Exercise prompt » Reproduce all of the records exactly.
--- start Data provided ---
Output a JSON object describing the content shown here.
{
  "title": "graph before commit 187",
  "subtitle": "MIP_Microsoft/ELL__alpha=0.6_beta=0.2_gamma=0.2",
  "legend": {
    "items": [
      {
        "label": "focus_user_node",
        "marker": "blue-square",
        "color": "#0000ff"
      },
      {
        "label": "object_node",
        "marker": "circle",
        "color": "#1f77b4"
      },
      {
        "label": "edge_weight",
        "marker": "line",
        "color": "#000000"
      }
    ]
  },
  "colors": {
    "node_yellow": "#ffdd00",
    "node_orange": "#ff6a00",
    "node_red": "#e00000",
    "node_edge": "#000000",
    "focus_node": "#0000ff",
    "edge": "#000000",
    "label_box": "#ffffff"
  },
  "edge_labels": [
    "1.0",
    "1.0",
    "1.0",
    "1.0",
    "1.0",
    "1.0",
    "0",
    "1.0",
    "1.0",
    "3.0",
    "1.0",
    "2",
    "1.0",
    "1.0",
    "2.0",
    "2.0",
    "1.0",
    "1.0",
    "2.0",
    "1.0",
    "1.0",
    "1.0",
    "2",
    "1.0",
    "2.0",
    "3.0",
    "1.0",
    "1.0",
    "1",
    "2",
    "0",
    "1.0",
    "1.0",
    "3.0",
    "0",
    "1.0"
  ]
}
--- end Data provided ---
Written answer »
Output a JSON object describing the content shown here.
{
  "title": "graph before commit 187",
  "subtitle": "MIP_Microsoft/ELL__alpha=0.6_beta=0.2_gamma=0.2",
  "legend": {
    "items": [
      {
        "label": "focus_user_node",
        "marker": "blue-square",
        "color": "#0000ff"
      },
      {
        "label": "object_node",
        "marker": "circle",
        "color": "#1f77b4"
      },
      {
        "label": "edge_weight",
        "marker": "line",
        "color": "#000000"
      }
    ]
  },
  "colors": {
    "node_yellow": "#ffdd00",
    "node_orange": "#ff6a00",
    "node_red": "#e00000",
    "node_edge": "#000000",
    "focus_node": "#0000ff",
    "edge": "#000000",
    "label_box": "#ffffff"
  },
  "edge_labels": [
    "1.0",
    "1.0",
    "1.0",
    "1.0",
    "1.0",
    "1.0",
    "0",
    "1.0",
    "1.0",
    "3.0",
    "1.0",
    "2",
    "1.0",
    "1.0",
    "2.0",
    "2.0",
    "1.0",
    "1.0",
    "2.0",
    "1.0",
    "1.0",
    "1.0",
    "2",
    "1.0",
    "2.0",
    "3.0",
    "1.0",
    "1.0",
    "1",
    "2",
    "0",
    "1.0",
    "1.0",
    "3.0",
    "0",
    "1.0"
  ]
}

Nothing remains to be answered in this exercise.